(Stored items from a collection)
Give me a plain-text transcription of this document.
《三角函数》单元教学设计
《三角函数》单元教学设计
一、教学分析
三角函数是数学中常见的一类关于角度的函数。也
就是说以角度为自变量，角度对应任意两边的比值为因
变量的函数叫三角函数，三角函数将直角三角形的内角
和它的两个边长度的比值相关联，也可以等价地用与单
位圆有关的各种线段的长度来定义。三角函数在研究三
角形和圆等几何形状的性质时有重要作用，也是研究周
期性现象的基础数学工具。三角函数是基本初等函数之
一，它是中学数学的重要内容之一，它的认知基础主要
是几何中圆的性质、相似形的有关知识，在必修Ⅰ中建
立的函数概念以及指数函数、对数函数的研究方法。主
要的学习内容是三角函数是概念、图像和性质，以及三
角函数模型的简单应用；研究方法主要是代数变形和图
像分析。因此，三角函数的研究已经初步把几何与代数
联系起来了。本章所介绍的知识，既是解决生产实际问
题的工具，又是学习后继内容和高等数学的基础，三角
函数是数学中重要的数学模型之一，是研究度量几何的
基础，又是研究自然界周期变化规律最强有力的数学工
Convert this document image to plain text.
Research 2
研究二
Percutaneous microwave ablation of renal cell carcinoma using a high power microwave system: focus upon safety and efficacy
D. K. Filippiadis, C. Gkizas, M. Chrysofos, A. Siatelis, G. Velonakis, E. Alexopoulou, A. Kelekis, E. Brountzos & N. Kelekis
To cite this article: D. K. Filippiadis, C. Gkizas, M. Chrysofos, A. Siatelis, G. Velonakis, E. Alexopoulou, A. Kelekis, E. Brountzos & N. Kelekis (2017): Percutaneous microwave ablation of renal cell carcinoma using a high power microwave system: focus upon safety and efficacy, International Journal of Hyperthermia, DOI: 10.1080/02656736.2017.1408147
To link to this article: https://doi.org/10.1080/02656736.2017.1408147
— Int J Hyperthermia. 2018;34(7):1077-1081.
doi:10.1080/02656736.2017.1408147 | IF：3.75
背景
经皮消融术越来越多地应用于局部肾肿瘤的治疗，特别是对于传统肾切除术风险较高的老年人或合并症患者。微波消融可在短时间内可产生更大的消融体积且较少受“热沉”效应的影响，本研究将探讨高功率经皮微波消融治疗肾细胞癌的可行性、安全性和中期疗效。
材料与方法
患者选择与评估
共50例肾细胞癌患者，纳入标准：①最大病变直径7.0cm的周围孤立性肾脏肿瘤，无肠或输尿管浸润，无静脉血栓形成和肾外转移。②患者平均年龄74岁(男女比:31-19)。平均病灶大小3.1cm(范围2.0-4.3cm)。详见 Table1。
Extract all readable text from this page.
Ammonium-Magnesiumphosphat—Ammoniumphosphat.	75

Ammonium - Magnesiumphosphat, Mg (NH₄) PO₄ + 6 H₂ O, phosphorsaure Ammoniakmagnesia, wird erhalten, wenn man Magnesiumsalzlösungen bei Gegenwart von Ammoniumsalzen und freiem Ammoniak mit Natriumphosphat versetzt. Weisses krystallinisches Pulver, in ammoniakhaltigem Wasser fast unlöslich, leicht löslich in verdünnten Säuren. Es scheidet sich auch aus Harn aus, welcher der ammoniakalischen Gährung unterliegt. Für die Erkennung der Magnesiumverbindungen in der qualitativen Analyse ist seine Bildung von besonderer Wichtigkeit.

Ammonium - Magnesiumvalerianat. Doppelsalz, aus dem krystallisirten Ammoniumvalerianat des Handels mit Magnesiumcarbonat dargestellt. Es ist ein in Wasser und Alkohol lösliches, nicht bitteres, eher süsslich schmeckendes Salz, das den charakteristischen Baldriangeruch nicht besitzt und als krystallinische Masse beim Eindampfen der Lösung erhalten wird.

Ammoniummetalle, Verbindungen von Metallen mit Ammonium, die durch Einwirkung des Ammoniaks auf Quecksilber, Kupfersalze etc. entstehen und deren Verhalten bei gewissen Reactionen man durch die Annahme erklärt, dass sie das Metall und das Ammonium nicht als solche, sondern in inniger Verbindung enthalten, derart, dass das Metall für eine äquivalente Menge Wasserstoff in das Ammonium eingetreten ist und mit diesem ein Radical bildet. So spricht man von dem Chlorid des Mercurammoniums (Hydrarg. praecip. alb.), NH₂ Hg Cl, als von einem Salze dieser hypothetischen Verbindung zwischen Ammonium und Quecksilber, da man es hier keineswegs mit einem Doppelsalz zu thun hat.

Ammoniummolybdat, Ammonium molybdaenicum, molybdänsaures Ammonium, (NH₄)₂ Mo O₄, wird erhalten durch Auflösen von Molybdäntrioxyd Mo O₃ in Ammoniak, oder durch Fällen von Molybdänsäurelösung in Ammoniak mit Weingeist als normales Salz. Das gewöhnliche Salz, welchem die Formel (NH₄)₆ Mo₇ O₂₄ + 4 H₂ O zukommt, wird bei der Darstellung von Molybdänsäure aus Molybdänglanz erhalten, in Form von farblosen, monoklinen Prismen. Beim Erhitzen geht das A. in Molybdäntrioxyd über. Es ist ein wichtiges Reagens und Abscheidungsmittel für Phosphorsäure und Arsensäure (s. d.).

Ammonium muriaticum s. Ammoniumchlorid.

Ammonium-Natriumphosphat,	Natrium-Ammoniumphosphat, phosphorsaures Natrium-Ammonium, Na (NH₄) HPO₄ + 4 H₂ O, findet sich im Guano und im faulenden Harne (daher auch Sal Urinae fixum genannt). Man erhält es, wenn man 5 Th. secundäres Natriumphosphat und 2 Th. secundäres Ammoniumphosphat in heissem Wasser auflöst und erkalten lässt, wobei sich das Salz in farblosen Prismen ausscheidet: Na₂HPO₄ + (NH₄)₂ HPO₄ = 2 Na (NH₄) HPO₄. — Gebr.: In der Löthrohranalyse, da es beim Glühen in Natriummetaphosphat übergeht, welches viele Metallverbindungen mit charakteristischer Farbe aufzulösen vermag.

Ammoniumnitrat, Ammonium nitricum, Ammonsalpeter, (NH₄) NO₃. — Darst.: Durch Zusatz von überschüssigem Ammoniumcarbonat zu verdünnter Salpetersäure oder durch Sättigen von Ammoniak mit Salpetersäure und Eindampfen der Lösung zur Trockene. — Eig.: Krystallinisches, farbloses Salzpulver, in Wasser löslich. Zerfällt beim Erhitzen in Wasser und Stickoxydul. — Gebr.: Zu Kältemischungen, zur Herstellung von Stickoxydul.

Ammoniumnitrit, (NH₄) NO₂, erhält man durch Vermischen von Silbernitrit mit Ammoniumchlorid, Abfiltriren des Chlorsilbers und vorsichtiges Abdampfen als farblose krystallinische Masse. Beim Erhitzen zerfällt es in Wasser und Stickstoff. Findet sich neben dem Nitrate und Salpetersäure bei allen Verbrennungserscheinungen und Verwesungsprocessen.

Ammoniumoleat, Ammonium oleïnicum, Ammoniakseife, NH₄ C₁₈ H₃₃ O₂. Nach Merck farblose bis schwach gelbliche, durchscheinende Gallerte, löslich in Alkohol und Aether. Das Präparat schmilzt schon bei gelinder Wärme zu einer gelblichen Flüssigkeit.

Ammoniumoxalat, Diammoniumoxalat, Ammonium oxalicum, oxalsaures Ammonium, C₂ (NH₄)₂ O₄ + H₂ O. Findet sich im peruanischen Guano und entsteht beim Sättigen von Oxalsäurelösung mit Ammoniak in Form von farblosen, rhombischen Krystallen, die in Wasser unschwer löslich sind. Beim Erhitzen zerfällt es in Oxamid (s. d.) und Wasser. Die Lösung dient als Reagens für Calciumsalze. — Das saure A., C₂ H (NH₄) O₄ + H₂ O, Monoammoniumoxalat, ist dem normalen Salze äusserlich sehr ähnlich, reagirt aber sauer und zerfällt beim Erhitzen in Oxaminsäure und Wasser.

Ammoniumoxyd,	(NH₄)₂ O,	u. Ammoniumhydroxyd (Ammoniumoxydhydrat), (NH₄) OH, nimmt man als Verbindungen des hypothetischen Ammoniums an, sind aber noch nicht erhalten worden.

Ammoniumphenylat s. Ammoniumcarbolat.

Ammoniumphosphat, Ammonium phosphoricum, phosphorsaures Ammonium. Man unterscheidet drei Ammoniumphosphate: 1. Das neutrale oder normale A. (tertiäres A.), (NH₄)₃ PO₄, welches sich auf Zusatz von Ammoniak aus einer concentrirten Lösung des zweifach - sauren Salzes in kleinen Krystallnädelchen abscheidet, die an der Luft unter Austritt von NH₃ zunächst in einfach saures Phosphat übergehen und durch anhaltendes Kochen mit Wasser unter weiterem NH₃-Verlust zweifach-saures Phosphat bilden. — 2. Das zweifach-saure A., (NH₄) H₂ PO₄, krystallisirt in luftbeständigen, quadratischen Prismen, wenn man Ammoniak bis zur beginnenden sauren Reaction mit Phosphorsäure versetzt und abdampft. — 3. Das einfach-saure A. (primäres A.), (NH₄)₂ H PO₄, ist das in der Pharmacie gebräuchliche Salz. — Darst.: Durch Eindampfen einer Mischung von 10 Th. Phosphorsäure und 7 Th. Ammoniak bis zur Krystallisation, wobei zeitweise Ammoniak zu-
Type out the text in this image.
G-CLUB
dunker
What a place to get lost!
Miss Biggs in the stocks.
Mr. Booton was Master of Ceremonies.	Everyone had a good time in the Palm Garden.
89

What you need to do: In the material above, find each line that contains the word "article", and select it.

Final result:
To cite this article: D. K. Filippiadis, C. Gkizas, M. Chrysofos, A. Siatelis, G. Velonakis, E. Alexopoulou, A. Kelekis, E. Brountzos & N. Kelekis (2017): Percutaneous microwave ablation of renal cell carcinoma using a high power microwave system: focus upon safety and efficacy, International Journal of Hyperthermia, DOI: 10.1080/02656736.2017.1408147
To link to this article: https://doi.org/10.1080/02656736.2017.1408147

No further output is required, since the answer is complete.